* EXERCISE GOAL:
Only the number is wanted: how many lines of the data contain "value"?

[Data entries for graphics]
----
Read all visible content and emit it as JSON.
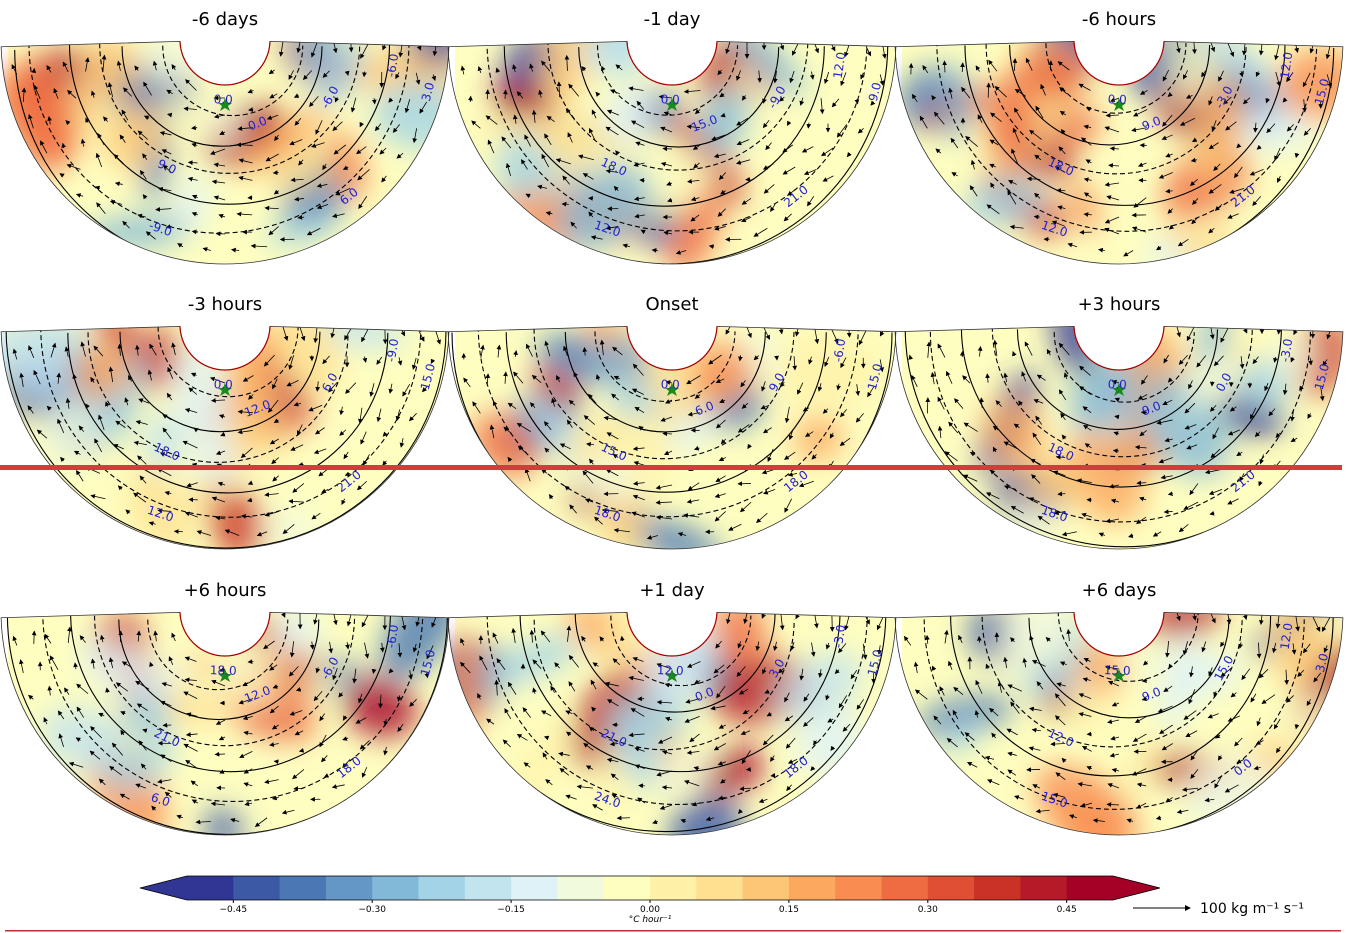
{
  "panels": [
    {
      "title": "-6 days",
      "contour_labels": [
        "-6.0",
        "-6.0",
        "0.0",
        "0.0",
        "9.0",
        "-9.0",
        "6.0",
        "3.0"
      ]
    },
    {
      "title": "-1 day",
      "contour_labels": [
        "12.0",
        "-9.0",
        "15.0",
        "0.0",
        "18.0",
        "12.0",
        "21.0",
        "9.0"
      ]
    },
    {
      "title": "-6 hours",
      "contour_labels": [
        "12.0",
        "-3.0",
        "9.0",
        "0.0",
        "18.0",
        "12.0",
        "21.0",
        "15.0"
      ]
    },
    {
      "title": "-3 hours",
      "contour_labels": [
        "-9.0",
        "6.0",
        "12.0",
        "0.0",
        "18.0",
        "12.0",
        "21.0",
        "15.0"
      ]
    },
    {
      "title": "Onset",
      "contour_labels": [
        "-6.0",
        "9.0",
        "6.0",
        "0.0",
        "15.0",
        "18.0",
        "18.0",
        "15.0"
      ]
    },
    {
      "title": "+3 hours",
      "contour_labels": [
        "-3.0",
        "0.0",
        "9.0",
        "0.0",
        "18.0",
        "18.0",
        "21.0",
        "15.0"
      ]
    },
    {
      "title": "+6 hours",
      "contour_labels": [
        "-6.0",
        "-6.0",
        "12.0",
        "18.0",
        "21.0",
        "6.0",
        "18.0",
        "15.0"
      ]
    },
    {
      "title": "+1 day",
      "contour_labels": [
        "-3.0",
        "3.0",
        "0.0",
        "12.0",
        "21.0",
        "24.0",
        "18.0",
        "15.0"
      ]
    },
    {
      "title": "+6 days",
      "contour_labels": [
        "12.0",
        "15.0",
        "9.0",
        "15.0",
        "12.0",
        "15.0",
        "0.0",
        "3.0"
      ]
    }
  ],
  "colorbar": {
    "lim": [
      -0.5,
      0.5
    ],
    "ticks": [
      {
        "value": -0.45,
        "label": "−0.45"
      },
      {
        "value": -0.3,
        "label": "−0.30"
      },
      {
        "value": -0.15,
        "label": "−0.15"
      },
      {
        "value": 0,
        "label": "0.00"
      },
      {
        "value": 0.15,
        "label": "0.15"
      },
      {
        "value": 0.3,
        "label": "0.30"
      },
      {
        "value": 0.45,
        "label": "0.45"
      }
    ],
    "label": "°C hour⁻¹",
    "colors": [
      "#313695",
      "#3c59a6",
      "#4b78b5",
      "#6597c6",
      "#83b9d8",
      "#a3d3e6",
      "#c2e4ef",
      "#def2f7",
      "#f2fadc",
      "#fefec0",
      "#fff1a8",
      "#fee090",
      "#fdc676",
      "#fca85e",
      "#f88c51",
      "#ef6b41",
      "#e04f33",
      "#cb3226",
      "#b51a28",
      "#a50026"
    ]
  },
  "vector_key": {
    "label": "100 kg m⁻¹ s⁻¹"
  }
}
----
* REPLY TO THE TASK:
7